Write every line out verbatim and omit the pictures.

• [Excerpted records]:
## begin

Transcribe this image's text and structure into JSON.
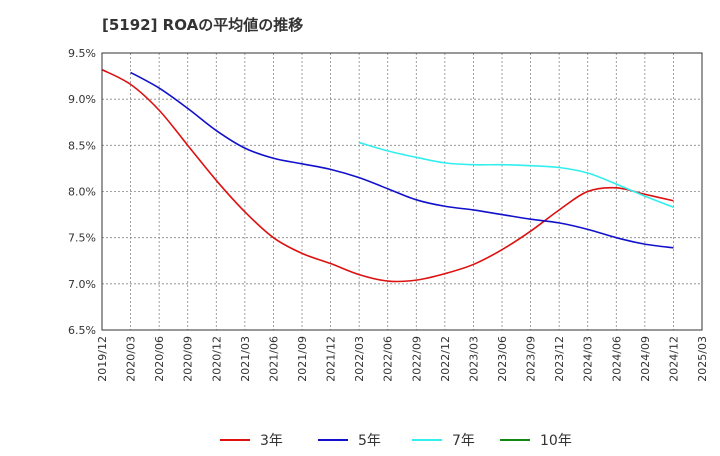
{
  "chart_data": {
    "type": "line",
    "title": "[5192]  ROAの平均値の推移",
    "xlabel": "",
    "ylabel": "",
    "ylim": [
      6.5,
      9.5
    ],
    "yticks": [
      "6.5%",
      "7.0%",
      "7.5%",
      "8.0%",
      "8.5%",
      "9.0%",
      "9.5%"
    ],
    "categories": [
      "2019/12",
      "2020/03",
      "2020/06",
      "2020/09",
      "2020/12",
      "2021/03",
      "2021/06",
      "2021/09",
      "2021/12",
      "2022/03",
      "2022/06",
      "2022/09",
      "2022/12",
      "2023/03",
      "2023/06",
      "2023/09",
      "2023/12",
      "2024/03",
      "2024/06",
      "2024/09",
      "2024/12",
      "2025/03"
    ],
    "grid": true,
    "legend_position": "bottom",
    "series": [
      {
        "name": "3年",
        "color": "#dd1111",
        "values": [
          9.32,
          9.16,
          8.88,
          8.5,
          8.12,
          7.78,
          7.5,
          7.33,
          7.22,
          7.1,
          7.03,
          7.04,
          7.11,
          7.21,
          7.37,
          7.57,
          7.8,
          8.0,
          8.04,
          7.97,
          7.9,
          null
        ]
      },
      {
        "name": "5年",
        "color": "#1111cc",
        "values": [
          null,
          9.29,
          9.12,
          8.9,
          8.66,
          8.47,
          8.36,
          8.3,
          8.24,
          8.15,
          8.03,
          7.91,
          7.84,
          7.8,
          7.75,
          7.7,
          7.66,
          7.59,
          7.5,
          7.43,
          7.39,
          null
        ]
      },
      {
        "name": "7年",
        "color": "#33eeee",
        "values": [
          null,
          null,
          null,
          null,
          null,
          null,
          null,
          null,
          null,
          8.53,
          8.44,
          8.37,
          8.31,
          8.29,
          8.29,
          8.28,
          8.26,
          8.2,
          8.08,
          7.95,
          7.83,
          null
        ]
      },
      {
        "name": "10年",
        "color": "#118811",
        "values": [
          null,
          null,
          null,
          null,
          null,
          null,
          null,
          null,
          null,
          null,
          null,
          null,
          null,
          null,
          null,
          null,
          null,
          null,
          null,
          null,
          null,
          null
        ]
      }
    ]
  }
}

## end

• [Finished task]:
Transcribe this image's text and structure into JSON.
{
  "chart_data": {
    "type": "line",
    "title": "[5192]  ROAの平均値の推移",
    "xlabel": "",
    "ylabel": "",
    "ylim": [
      6.5,
      9.5
    ],
    "yticks": [
      "6.5%",
      "7.0%",
      "7.5%",
      "8.0%",
      "8.5%",
      "9.0%",
      "9.5%"
    ],
    "categories": [
      "2019/12",
      "2020/03",
      "2020/06",
      "2020/09",
      "2020/12",
      "2021/03",
      "2021/06",
      "2021/09",
      "2021/12",
      "2022/03",
      "2022/06",
      "2022/09",
      "2022/12",
      "2023/03",
      "2023/06",
      "2023/09",
      "2023/12",
      "2024/03",
      "2024/06",
      "2024/09",
      "2024/12",
      "2025/03"
    ],
    "grid": true,
    "legend_position": "bottom",
    "series": [
      {
        "name": "3年",
        "color": "#dd1111",
        "values": [
          9.32,
          9.16,
          8.88,
          8.5,
          8.12,
          7.78,
          7.5,
          7.33,
          7.22,
          7.1,
          7.03,
          7.04,
          7.11,
          7.21,
          7.37,
          7.57,
          7.8,
          8.0,
          8.04,
          7.97,
          7.9,
          null
        ]
      },
      {
        "name": "5年",
        "color": "#1111cc",
        "values": [
          null,
          9.29,
          9.12,
          8.9,
          8.66,
          8.47,
          8.36,
          8.3,
          8.24,
          8.15,
          8.03,
          7.91,
          7.84,
          7.8,
          7.75,
          7.7,
          7.66,
          7.59,
          7.5,
          7.43,
          7.39,
          null
        ]
      },
      {
        "name": "7年",
        "color": "#33eeee",
        "values": [
          null,
          null,
          null,
          null,
          null,
          null,
          null,
          null,
          null,
          8.53,
          8.44,
          8.37,
          8.31,
          8.29,
          8.29,
          8.28,
          8.26,
          8.2,
          8.08,
          7.95,
          7.83,
          null
        ]
      },
      {
        "name": "10年",
        "color": "#118811",
        "values": [
          null,
          null,
          null,
          null,
          null,
          null,
          null,
          null,
          null,
          null,
          null,
          null,
          null,
          null,
          null,
          null,
          null,
          null,
          null,
          null,
          null,
          null
        ]
      }
    ]
  }
}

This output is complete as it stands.